§ **Problem details**: Copy out each line of the listing that has the word "الصلحي" in it.

........

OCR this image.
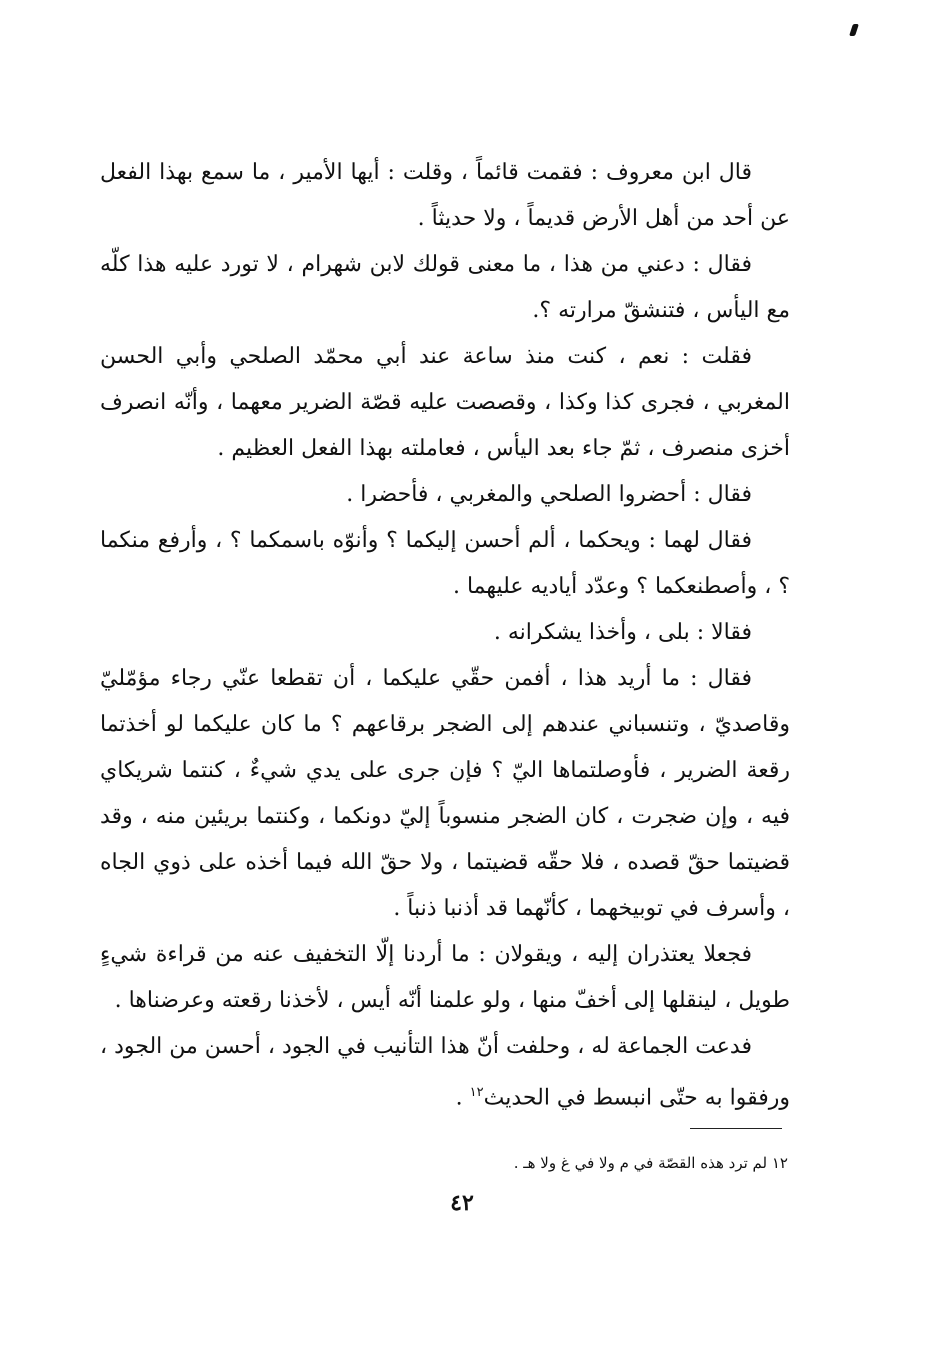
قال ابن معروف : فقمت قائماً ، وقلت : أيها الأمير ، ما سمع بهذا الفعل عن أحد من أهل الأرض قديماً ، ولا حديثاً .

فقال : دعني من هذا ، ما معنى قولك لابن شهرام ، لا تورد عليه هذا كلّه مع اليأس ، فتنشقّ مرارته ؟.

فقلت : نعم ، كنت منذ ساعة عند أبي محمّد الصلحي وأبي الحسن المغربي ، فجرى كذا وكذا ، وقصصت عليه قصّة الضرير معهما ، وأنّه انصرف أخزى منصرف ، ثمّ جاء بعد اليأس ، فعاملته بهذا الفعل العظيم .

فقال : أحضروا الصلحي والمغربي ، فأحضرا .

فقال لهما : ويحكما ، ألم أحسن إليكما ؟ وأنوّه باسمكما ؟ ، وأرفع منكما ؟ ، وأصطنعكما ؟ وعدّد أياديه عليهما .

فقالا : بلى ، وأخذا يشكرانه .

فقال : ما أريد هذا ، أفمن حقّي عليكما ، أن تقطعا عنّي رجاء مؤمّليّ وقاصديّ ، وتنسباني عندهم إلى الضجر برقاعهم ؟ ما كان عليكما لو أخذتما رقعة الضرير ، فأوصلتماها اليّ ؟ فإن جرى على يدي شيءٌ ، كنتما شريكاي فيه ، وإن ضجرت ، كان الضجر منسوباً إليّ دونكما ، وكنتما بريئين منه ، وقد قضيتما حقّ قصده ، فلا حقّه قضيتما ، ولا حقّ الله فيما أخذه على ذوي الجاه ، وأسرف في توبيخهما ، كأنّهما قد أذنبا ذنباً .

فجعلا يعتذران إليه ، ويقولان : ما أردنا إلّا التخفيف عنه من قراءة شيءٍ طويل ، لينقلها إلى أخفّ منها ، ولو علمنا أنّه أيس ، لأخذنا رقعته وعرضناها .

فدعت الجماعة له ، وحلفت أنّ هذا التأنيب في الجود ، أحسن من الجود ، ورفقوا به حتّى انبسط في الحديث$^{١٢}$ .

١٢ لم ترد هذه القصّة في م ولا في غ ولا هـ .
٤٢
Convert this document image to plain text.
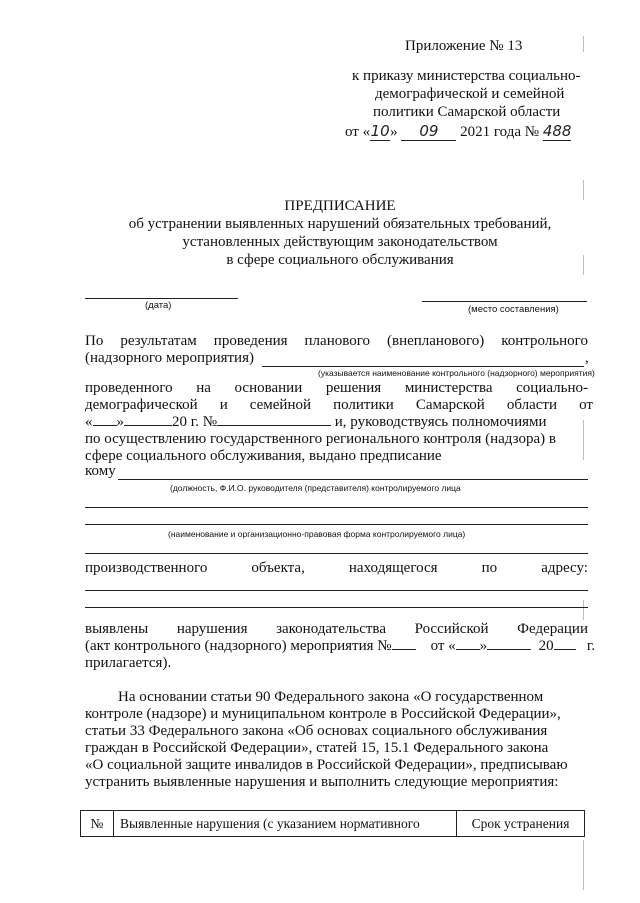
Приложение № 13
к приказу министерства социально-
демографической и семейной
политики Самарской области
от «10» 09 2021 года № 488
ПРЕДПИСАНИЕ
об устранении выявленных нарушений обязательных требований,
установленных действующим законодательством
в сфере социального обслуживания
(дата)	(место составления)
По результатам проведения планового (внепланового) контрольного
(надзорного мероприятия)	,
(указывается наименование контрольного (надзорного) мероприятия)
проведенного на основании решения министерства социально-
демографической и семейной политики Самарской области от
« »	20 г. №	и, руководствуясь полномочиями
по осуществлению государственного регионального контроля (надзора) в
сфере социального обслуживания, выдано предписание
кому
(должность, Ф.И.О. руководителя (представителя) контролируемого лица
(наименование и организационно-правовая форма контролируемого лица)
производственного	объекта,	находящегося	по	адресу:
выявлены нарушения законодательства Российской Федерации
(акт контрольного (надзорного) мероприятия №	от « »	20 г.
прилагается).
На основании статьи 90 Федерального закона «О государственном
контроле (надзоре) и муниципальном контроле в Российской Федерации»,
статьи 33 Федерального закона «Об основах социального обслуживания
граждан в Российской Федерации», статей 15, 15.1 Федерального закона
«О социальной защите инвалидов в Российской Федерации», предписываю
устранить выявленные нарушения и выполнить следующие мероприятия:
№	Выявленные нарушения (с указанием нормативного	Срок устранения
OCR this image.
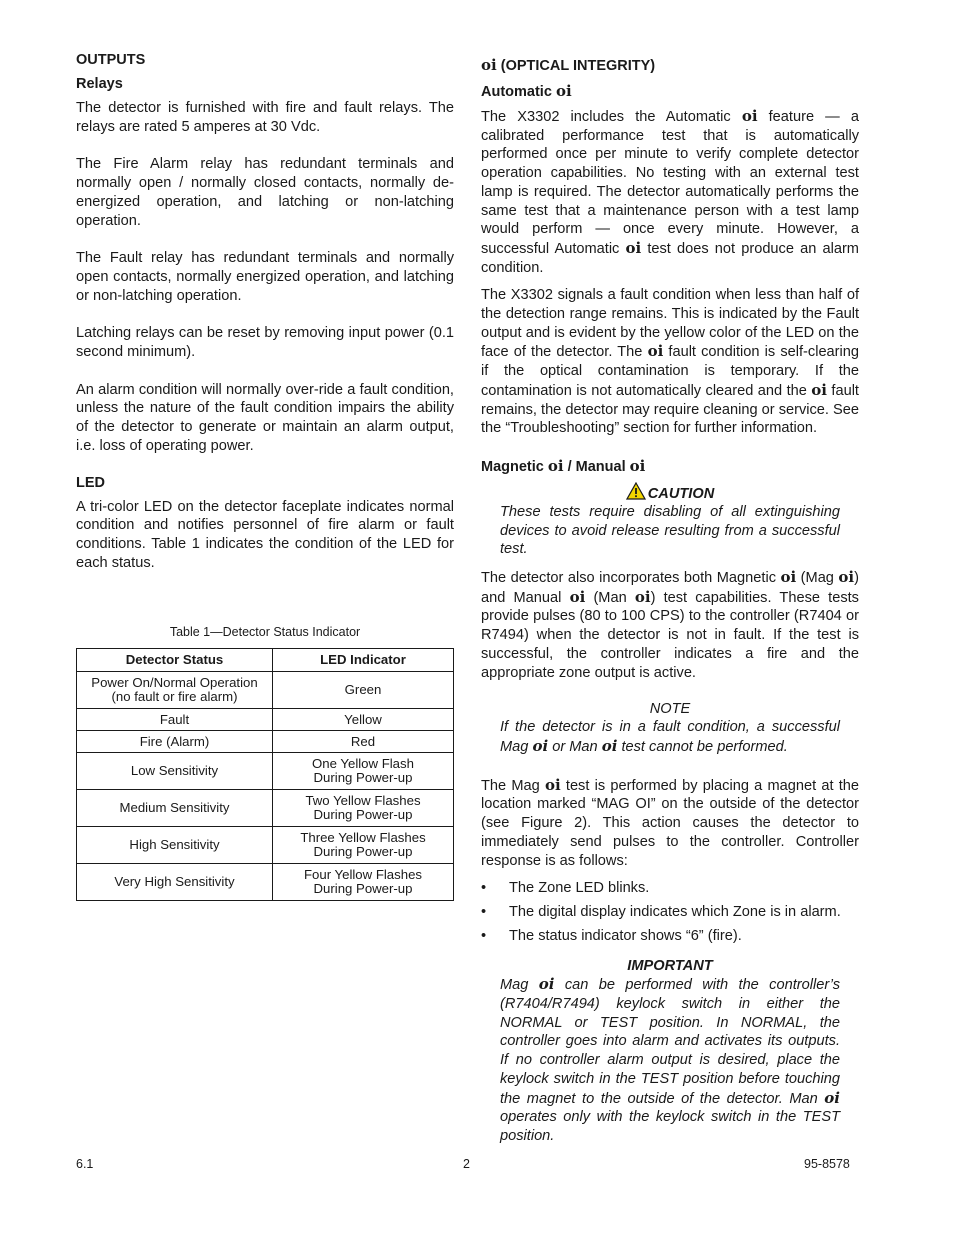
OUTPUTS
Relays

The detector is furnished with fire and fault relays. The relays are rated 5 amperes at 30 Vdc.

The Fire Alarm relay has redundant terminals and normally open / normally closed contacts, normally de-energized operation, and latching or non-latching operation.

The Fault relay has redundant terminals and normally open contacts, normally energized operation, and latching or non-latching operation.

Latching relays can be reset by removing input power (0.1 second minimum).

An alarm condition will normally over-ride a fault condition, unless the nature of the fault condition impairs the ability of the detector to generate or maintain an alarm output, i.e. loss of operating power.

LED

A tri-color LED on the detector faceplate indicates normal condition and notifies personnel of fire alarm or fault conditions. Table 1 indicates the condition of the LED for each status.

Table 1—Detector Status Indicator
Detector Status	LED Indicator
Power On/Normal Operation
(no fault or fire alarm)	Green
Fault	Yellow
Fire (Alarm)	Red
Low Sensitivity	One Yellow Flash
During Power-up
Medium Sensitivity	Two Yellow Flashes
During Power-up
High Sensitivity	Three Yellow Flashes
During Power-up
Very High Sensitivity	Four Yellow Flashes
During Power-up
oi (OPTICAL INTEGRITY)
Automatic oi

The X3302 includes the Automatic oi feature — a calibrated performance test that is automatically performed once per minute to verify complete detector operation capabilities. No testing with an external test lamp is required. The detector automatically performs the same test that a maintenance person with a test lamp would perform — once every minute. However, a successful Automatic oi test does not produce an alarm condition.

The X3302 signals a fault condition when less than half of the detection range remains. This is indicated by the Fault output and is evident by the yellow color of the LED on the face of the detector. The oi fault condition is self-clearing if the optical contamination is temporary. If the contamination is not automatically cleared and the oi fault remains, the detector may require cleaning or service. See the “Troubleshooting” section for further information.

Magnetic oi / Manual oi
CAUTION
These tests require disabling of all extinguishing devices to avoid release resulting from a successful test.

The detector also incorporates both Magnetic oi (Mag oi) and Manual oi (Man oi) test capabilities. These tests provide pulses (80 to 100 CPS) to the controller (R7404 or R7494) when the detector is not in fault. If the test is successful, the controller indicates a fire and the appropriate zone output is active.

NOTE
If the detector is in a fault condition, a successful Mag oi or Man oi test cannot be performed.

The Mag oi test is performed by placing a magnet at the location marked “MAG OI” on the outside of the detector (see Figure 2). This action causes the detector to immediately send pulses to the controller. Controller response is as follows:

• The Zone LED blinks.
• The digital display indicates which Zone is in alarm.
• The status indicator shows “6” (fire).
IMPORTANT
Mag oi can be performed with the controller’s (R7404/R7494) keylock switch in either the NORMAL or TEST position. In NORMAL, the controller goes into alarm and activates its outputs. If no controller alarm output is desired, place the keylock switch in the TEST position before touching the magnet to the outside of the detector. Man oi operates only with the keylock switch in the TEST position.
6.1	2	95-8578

........

§ **Exercise output**:
فقلت : نعم ، كنت منذ ساعة عند أبي محمّد الصلحي وأبي الحسن المغربي ، فجرى كذا وكذا ، وقصصت عليه قصّة الضرير معهما ، وأنّه انصرف أخزى منصرف ، ثمّ جاء بعد اليأس ، فعاملته بهذا الفعل العظيم .
فقال : أحضروا الصلحي والمغربي ، فأحضرا .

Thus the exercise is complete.